• **Task goal**
In the lines below, how many hold the word "должен"? Answer only with the number.

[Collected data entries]
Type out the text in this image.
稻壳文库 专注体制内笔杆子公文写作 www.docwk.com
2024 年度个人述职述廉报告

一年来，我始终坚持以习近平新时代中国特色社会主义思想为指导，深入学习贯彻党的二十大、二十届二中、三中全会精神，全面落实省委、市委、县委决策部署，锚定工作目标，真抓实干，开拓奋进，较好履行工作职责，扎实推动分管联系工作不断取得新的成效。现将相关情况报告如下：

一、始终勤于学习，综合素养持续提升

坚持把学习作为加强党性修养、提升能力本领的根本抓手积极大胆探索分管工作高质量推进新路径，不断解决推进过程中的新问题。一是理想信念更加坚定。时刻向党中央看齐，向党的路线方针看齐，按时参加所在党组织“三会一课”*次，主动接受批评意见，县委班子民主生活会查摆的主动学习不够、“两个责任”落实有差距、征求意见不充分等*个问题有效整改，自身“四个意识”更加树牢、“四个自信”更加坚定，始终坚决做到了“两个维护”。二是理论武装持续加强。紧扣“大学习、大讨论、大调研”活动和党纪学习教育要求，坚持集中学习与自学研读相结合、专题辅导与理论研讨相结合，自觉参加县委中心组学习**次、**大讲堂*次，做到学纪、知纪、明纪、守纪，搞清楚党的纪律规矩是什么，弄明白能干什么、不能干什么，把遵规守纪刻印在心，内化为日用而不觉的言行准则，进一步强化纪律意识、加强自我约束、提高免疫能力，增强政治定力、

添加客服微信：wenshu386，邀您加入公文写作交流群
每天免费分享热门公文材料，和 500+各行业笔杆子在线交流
--
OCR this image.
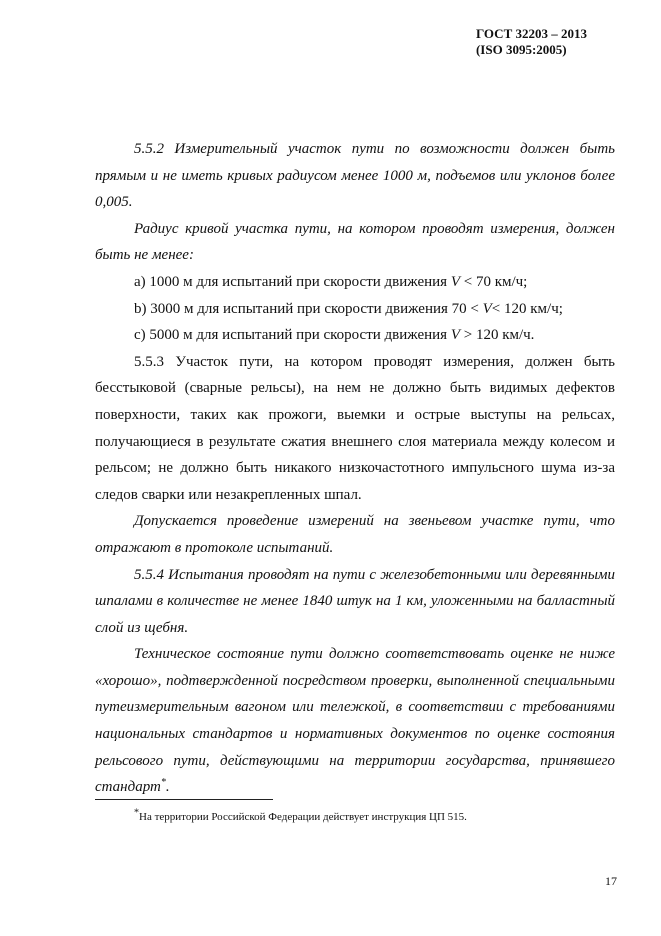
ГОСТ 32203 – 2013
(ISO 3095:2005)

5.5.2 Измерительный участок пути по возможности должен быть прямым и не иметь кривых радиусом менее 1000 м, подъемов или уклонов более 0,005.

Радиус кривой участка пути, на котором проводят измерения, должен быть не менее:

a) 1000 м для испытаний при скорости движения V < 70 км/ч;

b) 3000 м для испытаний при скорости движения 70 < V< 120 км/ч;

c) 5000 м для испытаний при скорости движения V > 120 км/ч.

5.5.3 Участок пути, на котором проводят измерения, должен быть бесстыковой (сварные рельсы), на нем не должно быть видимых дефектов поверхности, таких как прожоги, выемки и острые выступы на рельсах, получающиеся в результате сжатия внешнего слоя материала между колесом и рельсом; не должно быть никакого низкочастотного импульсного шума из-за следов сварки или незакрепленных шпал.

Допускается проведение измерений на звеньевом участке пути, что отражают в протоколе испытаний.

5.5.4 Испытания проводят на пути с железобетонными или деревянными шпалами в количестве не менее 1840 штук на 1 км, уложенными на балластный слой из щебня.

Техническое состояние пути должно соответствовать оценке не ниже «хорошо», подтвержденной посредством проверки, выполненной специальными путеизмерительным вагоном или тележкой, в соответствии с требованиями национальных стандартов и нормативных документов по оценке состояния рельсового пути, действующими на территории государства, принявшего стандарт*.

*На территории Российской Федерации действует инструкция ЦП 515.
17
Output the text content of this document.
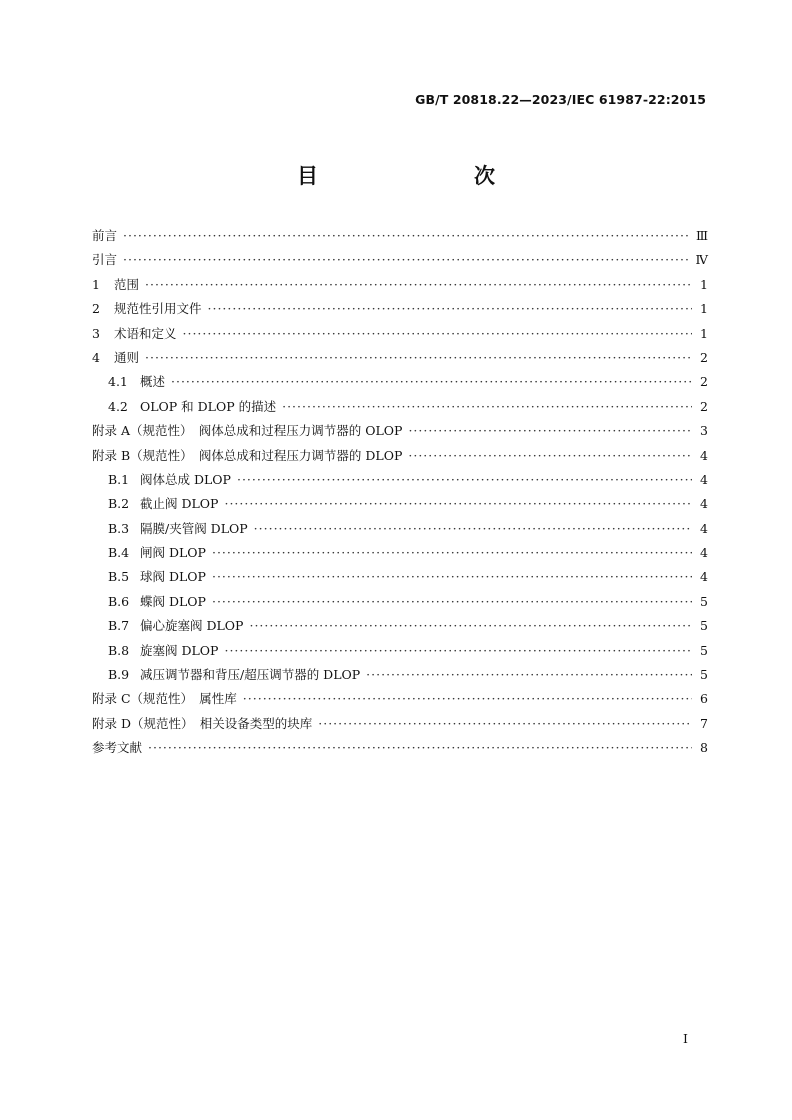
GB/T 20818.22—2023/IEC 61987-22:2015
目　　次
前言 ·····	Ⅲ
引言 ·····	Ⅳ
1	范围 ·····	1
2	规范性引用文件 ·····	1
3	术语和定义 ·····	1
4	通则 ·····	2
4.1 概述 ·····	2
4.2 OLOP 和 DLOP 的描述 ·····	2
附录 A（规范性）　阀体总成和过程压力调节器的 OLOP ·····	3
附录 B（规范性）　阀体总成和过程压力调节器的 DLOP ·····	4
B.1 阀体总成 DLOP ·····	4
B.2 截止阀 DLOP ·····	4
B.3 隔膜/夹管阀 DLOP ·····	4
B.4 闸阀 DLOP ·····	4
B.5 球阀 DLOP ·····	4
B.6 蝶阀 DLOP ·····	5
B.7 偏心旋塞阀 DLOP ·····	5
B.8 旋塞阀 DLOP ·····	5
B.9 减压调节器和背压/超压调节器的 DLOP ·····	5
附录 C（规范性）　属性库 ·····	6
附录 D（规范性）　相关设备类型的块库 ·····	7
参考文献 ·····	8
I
---
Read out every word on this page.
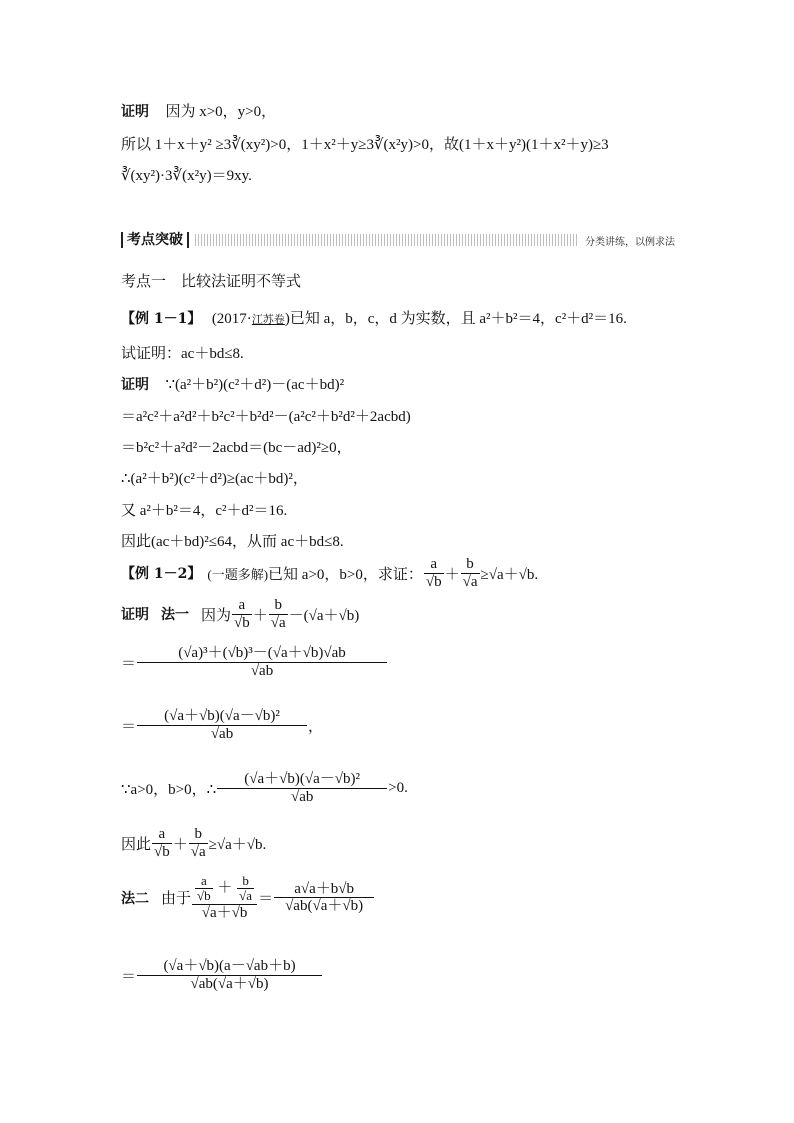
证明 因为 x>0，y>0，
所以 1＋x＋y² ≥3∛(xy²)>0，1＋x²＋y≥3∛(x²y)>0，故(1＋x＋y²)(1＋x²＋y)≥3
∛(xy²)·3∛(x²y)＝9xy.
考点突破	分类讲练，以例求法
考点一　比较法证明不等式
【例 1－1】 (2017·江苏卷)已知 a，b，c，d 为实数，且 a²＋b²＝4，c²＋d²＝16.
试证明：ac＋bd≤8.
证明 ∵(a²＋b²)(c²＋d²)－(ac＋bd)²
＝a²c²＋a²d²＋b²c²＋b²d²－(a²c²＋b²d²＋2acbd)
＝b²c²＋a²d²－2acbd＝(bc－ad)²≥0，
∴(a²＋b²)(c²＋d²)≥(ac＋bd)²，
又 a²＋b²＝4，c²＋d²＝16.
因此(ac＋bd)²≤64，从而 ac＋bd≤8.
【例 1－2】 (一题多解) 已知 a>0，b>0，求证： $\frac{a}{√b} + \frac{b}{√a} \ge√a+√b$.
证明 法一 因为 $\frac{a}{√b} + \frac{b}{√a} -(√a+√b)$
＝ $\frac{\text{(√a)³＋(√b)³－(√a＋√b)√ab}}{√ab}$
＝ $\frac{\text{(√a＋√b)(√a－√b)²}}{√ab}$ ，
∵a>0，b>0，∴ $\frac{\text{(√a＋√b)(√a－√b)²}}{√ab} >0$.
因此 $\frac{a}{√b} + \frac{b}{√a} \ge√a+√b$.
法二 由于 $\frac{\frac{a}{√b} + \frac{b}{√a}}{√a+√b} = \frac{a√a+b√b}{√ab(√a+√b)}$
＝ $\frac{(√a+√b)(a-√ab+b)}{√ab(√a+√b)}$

• **The output**
3